## Consegna A
Nell'articolo sulle correnti di Grillo, perché l'area "pragmatica" resta legata a Grillo pur cercando più autonomia? Rispondi in una o due frasi.

Le tre correnti di Grillo

di Matteo Pucciarelli – espresso.repubblica.it

Dall’esterno il M5S è sempre apparso come un blocco monolitico. Nessuna corrente, nessuna cordata, nessuna visione alternativa rispetto a quella prospettata e propagandata dal blog di Grillo. Se ci si confronta con i normali partiti afflitti dal correntismo, le cose stavano più o meno così. Poi c’è stato il fuori onda in tv di Giovanni Favia («nel movimento non c’è democrazia») e i nodi sono venuti tutti al pettine.

Come già evidenziato, non era un segreto che, in privato, Favia dicesse e pensasse quelle cose. E che non fosse neppure il solo. Così, scavando più in profondità, ci si accorge che il M5S si divide in tre aree. C’è un pezzo di movimento che può essere definito “pragmatico”. In costante equilibrio tra il lavoro sul territorio e le spinte centrifughe del blog, tra la richiesta (e l’obiettivo) di una maggiore autonomia rispetto a Beppe Grillo stesso e le pur forti pulsioni fideistiche verso il capo. Ragazzi che vogliono bene al loro fondatore nonché “megafono”, i quali sanno benissimo che il destino del M5S è strettamente legato a quello del suo ideatore, ma che allo stesso tempo cercano di diventare grandi e camminare con le proprie gambe, a volte facendo scelte diverse rispetto a quelle “consigliate” dalla diarchia al comando. Un altro troncone è quello dell'”ortodossia” grillista. I duri e puri del verbo di Beppe, fedeli custodi delle parole d’ordine storiche: contro la Casta e i suoi privilegi, equidistanza ferrea da destra e sinistra e spesso pronti a bacchettare gli stessi compagni d’avventura che tentavo di conquistare una propria autonomia.

A volte per convenienza, a volte per reale convinzione. Infine il terzo, e a dire il vero più ristretto, gruppo. Quello “movimentista”, vicino alle tematiche ambientaliste e più di sinistra che, tra le altre cose, mette in secondo piano le proprietà miracolose di internet.

## Le voci
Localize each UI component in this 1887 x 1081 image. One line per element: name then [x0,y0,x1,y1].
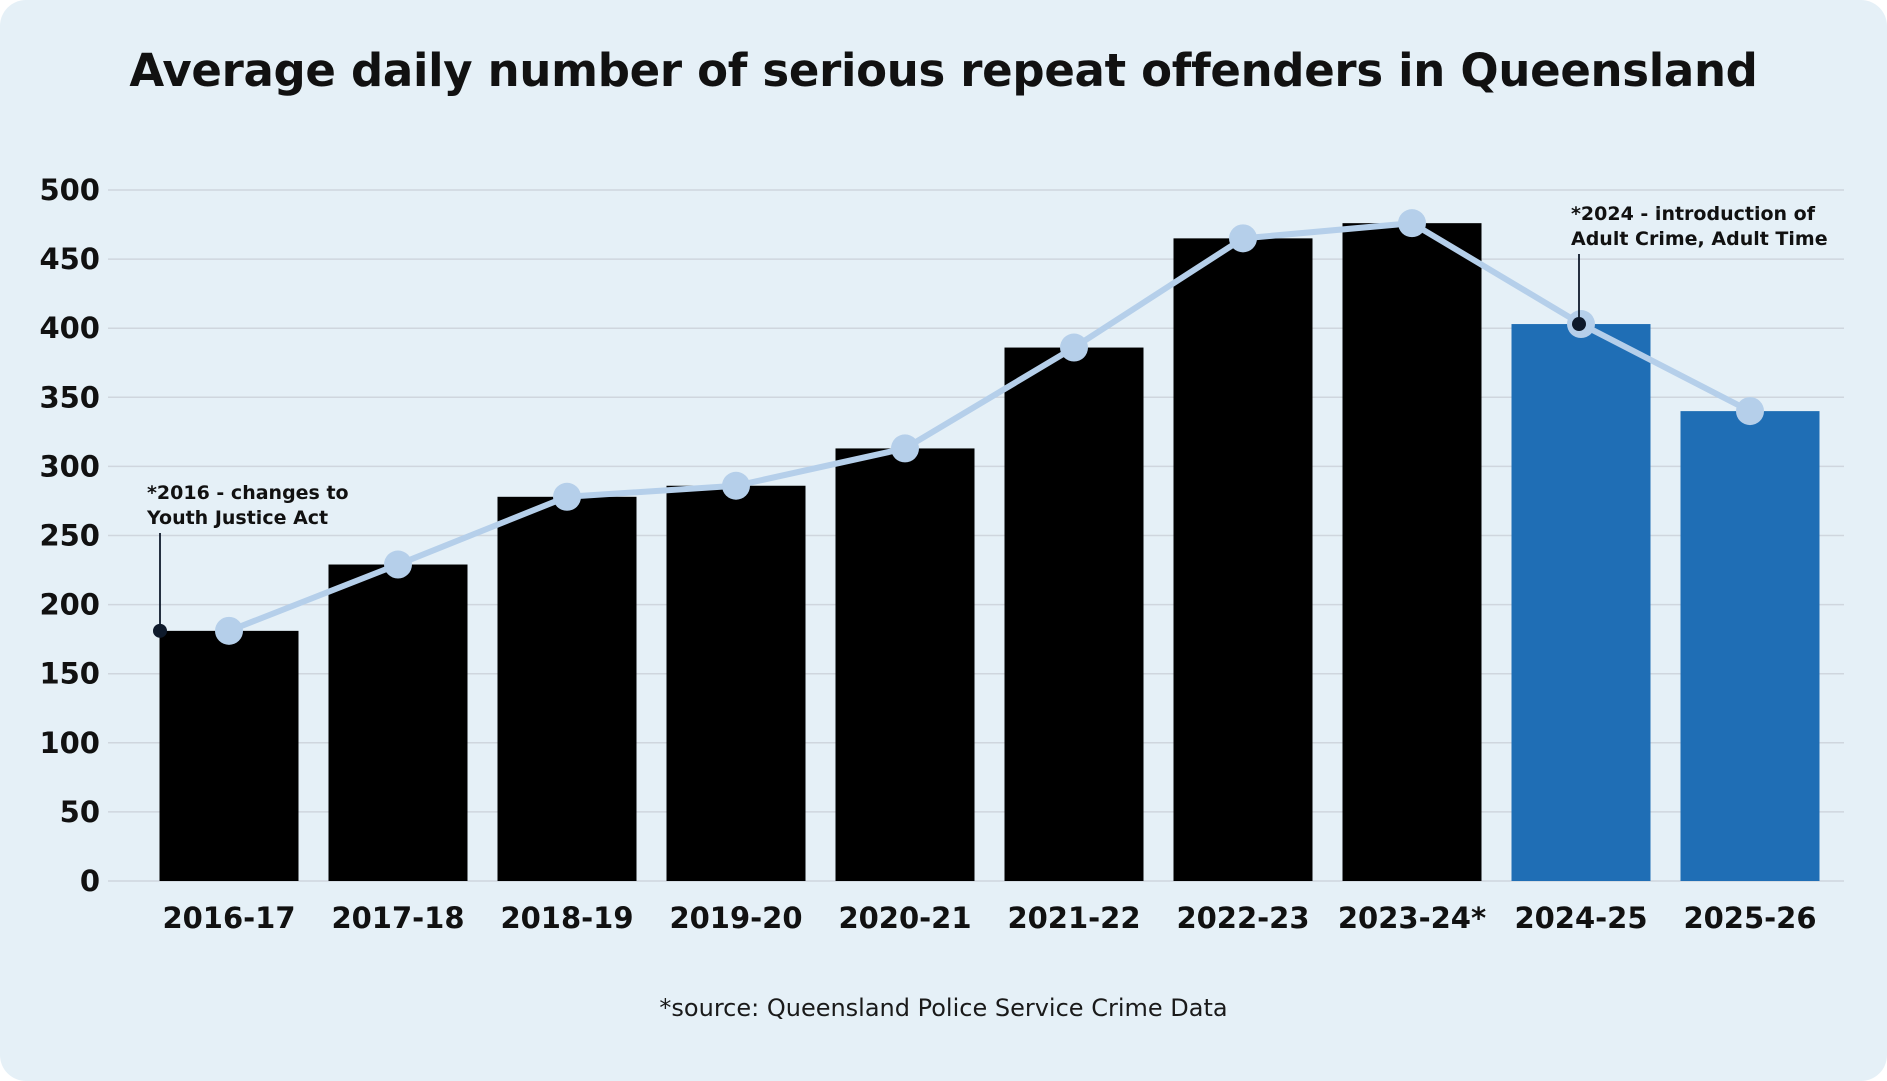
y-tick-label-50: 50 [60,795,100,829]
x-tick-label-2019-20: 2019-20 [669,901,802,935]
trend-marker-2023-24* [1398,209,1426,238]
x-tick-label-2024-25: 2024-25 [1514,901,1647,935]
annotation-2016-line-2: Youth Justice Act [146,507,328,529]
trend-line-path [226,220,1753,634]
x-tick-label-2023-24*: 2023-24* [1338,901,1486,935]
y-tick-label-250: 250 [39,519,100,553]
annotation-2016-dot [153,623,167,638]
y-tick-label-0: 0 [80,864,100,898]
annotation-2024-line-1: *2024 - introduction of [1571,203,1816,225]
y-tick-label-200: 200 [39,588,100,622]
y-axis-tick-labels: 0 50 100 150 200 250 300 350 400 450 500 [39,173,100,898]
x-tick-label-2021-22: 2021-22 [1007,901,1140,935]
chart-title: Average daily number of serious repeat o… [129,44,1758,97]
trend-marker-2017-18 [384,550,412,579]
x-tick-label-2016-17: 2016-17 [162,901,295,935]
bar-2020-21 [835,448,975,881]
y-tick-label-150: 150 [39,657,100,691]
bar-2019-20 [666,485,806,881]
x-tick-label-2020-21: 2020-21 [838,901,971,935]
trend-marker-2016-17 [215,616,243,645]
x-tick-label-2017-18: 2017-18 [331,901,464,935]
annotation-2024-dot [1572,317,1586,332]
annotations: *2016 - changes to Youth Justice Act *2024… [146,203,1828,638]
x-tick-label-2025-26: 2025-26 [1683,901,1816,935]
bar-2022-23 [1173,238,1313,881]
x-tick-label-2022-23: 2022-23 [1176,901,1309,935]
annotation-2024-line-2: Adult Crime, Adult Time [1571,228,1828,250]
bar-2018-19 [497,496,637,881]
trend-marker-2025-26 [1736,397,1764,426]
bars [159,223,1820,882]
trend-marker-2018-19 [553,482,581,511]
y-tick-label-400: 400 [39,311,100,345]
trend-marker-2020-21 [891,434,919,463]
bar-2021-22 [1004,347,1144,882]
bar-2024-25 [1511,324,1651,882]
trend-marker-2021-22 [1060,333,1088,362]
y-tick-label-450: 450 [39,242,100,276]
x-axis-tick-labels: 2016-17 2017-18 2018-19 2019-20 2020-21 2021-… [162,901,1816,935]
bar-2025-26 [1680,411,1820,881]
y-tick-label-100: 100 [39,726,100,760]
annotation-2016-line-1: *2016 - changes to [147,482,349,504]
y-tick-label-500: 500 [39,173,100,207]
trend-line [215,209,1764,645]
bar-2023-24* [1342,223,1482,882]
x-tick-label-2018-19: 2018-19 [500,901,633,935]
bar-2017-18 [328,564,468,881]
annotation-2024: *2024 - introduction of Adult Crime, Adul… [1571,203,1828,332]
trend-marker-2022-23 [1229,224,1257,253]
trend-marker-2019-20 [722,471,750,500]
bar-2016-17 [159,630,299,881]
y-tick-label-300: 300 [39,449,100,483]
y-tick-label-350: 350 [39,380,100,414]
annotation-2016: *2016 - changes to Youth Justice Act [146,482,349,638]
source-note: *source: Queensland Police Service Crime… [659,994,1228,1022]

## Consegna B
Ricopia dalle voci le righe che vanno dalla riga con "y-tick-label-50: 50 [60,795,100,829]" fino alla riga con "annotation-2024-dot [1572,317,1586,332]", entrambe comprese.

## Risultato finale A
Perché quei ragazzi vogliono bene al loro fondatore e "megafono". Sanno anche benissimo che il destino del M5S è strettamente legato a quello del suo ideatore.

## Risultato finale B
y-tick-label-50: 50 [60,795,100,829]
x-tick-label-2019-20: 2019-20 [669,901,802,935]
trend-marker-2023-24* [1398,209,1426,238]
x-tick-label-2024-25: 2024-25 [1514,901,1647,935]
annotation-2016-line-2: Youth Justice Act [146,507,328,529]
trend-line-path [226,220,1753,634]
x-tick-label-2023-24*: 2023-24* [1338,901,1486,935]
y-tick-label-250: 250 [39,519,100,553]
annotation-2016-dot [153,623,167,638]
y-tick-label-0: 0 [80,864,100,898]
annotation-2024-line-1: *2024 - introduction of [1571,203,1816,225]
y-tick-label-200: 200 [39,588,100,622]
y-axis-tick-labels: 0 50 100 150 200 250 300 350 400 450 500 [39,173,100,898]
x-tick-label-2021-22: 2021-22 [1007,901,1140,935]
chart-title: Average daily number of serious repeat o… [129,44,1758,97]
trend-marker-2017-18 [384,550,412,579]
x-tick-label-2016-17: 2016-17 [162,901,295,935]
bar-2020-21 [835,448,975,881]
y-tick-label-150: 150 [39,657,100,691]
bar-2019-20 [666,485,806,881]
x-tick-label-2020-21: 2020-21 [838,901,971,935]
trend-marker-2016-17 [215,616,243,645]
x-tick-label-2017-18: 2017-18 [331,901,464,935]
annotation-2024-dot [1572,317,1586,332]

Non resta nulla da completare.